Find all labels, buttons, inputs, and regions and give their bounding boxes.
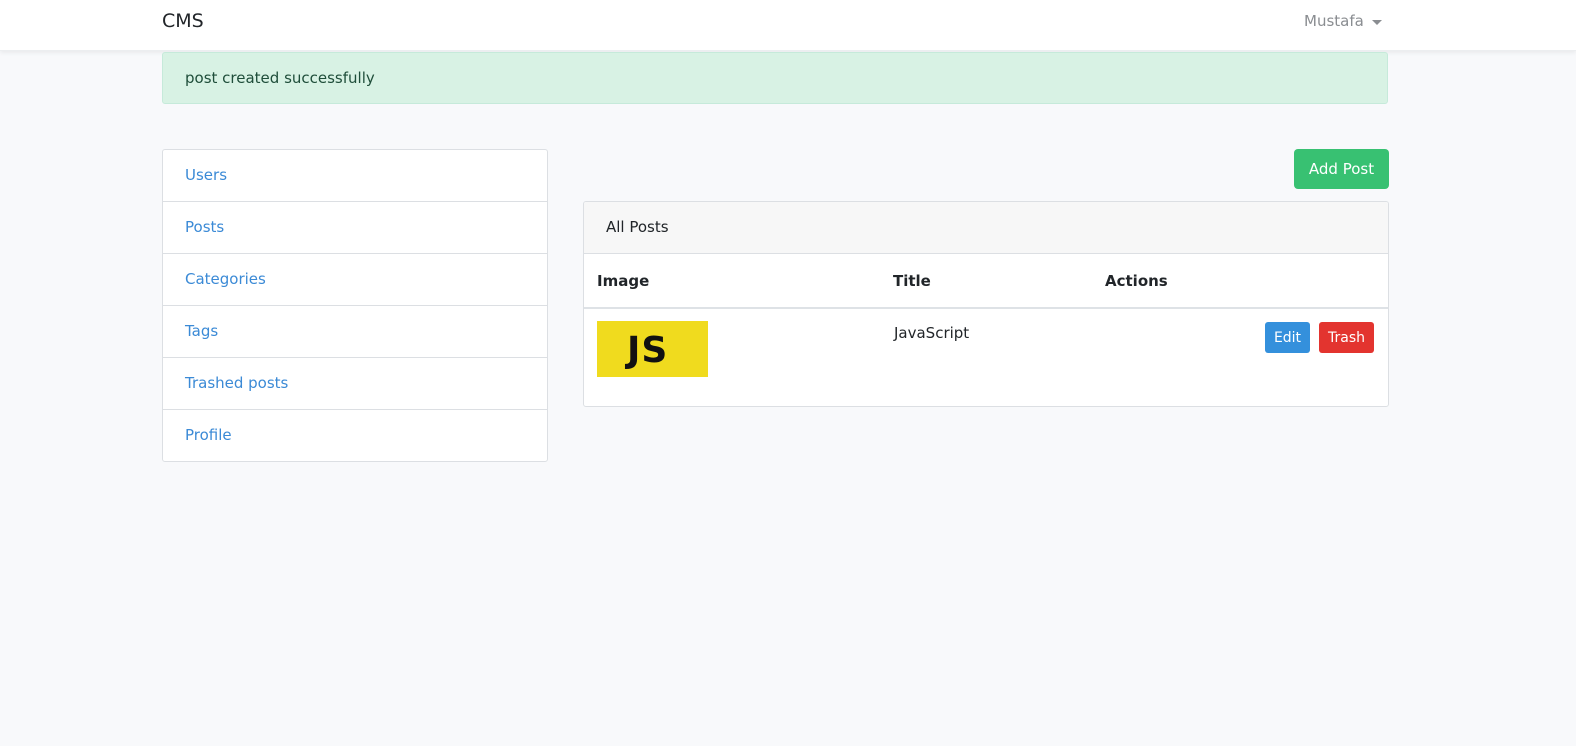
- table-header-divider: [584, 307, 1388, 309]
- column-header-actions: Actions: [1105, 272, 1168, 290]
- post-title: JavaScript: [894, 324, 970, 342]
- post-thumbnail-image: JS: [597, 321, 708, 377]
- sidebar-nav: Users Posts Categories Tags Trashed post…: [162, 149, 548, 462]
- sidebar-item-trashed-posts[interactable]: Trashed posts: [162, 357, 548, 410]
- sidebar-item-posts[interactable]: Posts: [162, 201, 548, 254]
- success-alert: post created successfully: [162, 52, 1388, 104]
- sidebar-item-categories[interactable]: Categories: [162, 253, 548, 306]
- trash-button[interactable]: Trash: [1319, 322, 1374, 353]
- sidebar-item-tags[interactable]: Tags: [162, 305, 548, 358]
- user-dropdown[interactable]: Mustafa: [1304, 12, 1382, 30]
- caret-down-icon: [1371, 19, 1382, 25]
- js-logo-text: JS: [627, 330, 669, 371]
- sidebar-item-users[interactable]: Users: [162, 149, 548, 202]
- add-post-button[interactable]: Add Post: [1294, 149, 1389, 189]
- edit-button[interactable]: Edit: [1265, 322, 1310, 353]
- sidebar-item-profile[interactable]: Profile: [162, 409, 548, 462]
- posts-card: All Posts Image Title Actions JS JavaScr…: [583, 201, 1389, 407]
- top-navbar: CMS Mustafa: [0, 0, 1576, 51]
- column-header-title: Title: [893, 272, 931, 290]
- card-header: All Posts: [584, 202, 1388, 254]
- column-header-image: Image: [597, 272, 650, 290]
- alert-message: post created successfully: [185, 69, 375, 87]
- user-name: Mustafa: [1304, 12, 1364, 30]
- brand-link[interactable]: CMS: [162, 10, 204, 32]
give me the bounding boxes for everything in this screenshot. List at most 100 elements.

(WHAT TO WORK ON) Reproduce all of the items above, substituting "Administrator" for every occurrence of "Mustafa" and leaving everything else unchanged. Omit the pictures from your answer.

(EXPECTED ANSWER)
Find all labels, buttons, inputs, and regions and give their bounding boxes.
- table-header-divider: [584, 307, 1388, 309]
- column-header-actions: Actions: [1105, 272, 1168, 290]
- post-title: JavaScript: [894, 324, 970, 342]
- post-thumbnail-image: JS: [597, 321, 708, 377]
- sidebar-nav: Users Posts Categories Tags Trashed post…: [162, 149, 548, 462]
- sidebar-item-trashed-posts[interactable]: Trashed posts: [162, 357, 548, 410]
- sidebar-item-posts[interactable]: Posts: [162, 201, 548, 254]
- success-alert: post created successfully: [162, 52, 1388, 104]
- sidebar-item-categories[interactable]: Categories: [162, 253, 548, 306]
- trash-button[interactable]: Trash: [1319, 322, 1374, 353]
- sidebar-item-tags[interactable]: Tags: [162, 305, 548, 358]
- user-dropdown[interactable]: Administrator: [1304, 12, 1382, 30]
- caret-down-icon: [1371, 19, 1382, 25]
- js-logo-text: JS: [627, 330, 669, 371]
- sidebar-item-users[interactable]: Users: [162, 149, 548, 202]
- add-post-button[interactable]: Add Post: [1294, 149, 1389, 189]
- edit-button[interactable]: Edit: [1265, 322, 1310, 353]
- sidebar-item-profile[interactable]: Profile: [162, 409, 548, 462]
- posts-card: All Posts Image Title Actions JS JavaScr…: [583, 201, 1389, 407]
- top-navbar: CMS Administrator: [0, 0, 1576, 51]
- column-header-title: Title: [893, 272, 931, 290]
- card-header: All Posts: [584, 202, 1388, 254]
- column-header-image: Image: [597, 272, 650, 290]
- alert-message: post created successfully: [185, 69, 375, 87]
- user-name: Administrator: [1304, 12, 1364, 30]
- brand-link[interactable]: CMS: [162, 10, 204, 32]
give me the bounding boxes for everything in this screenshot. List at most 100 elements.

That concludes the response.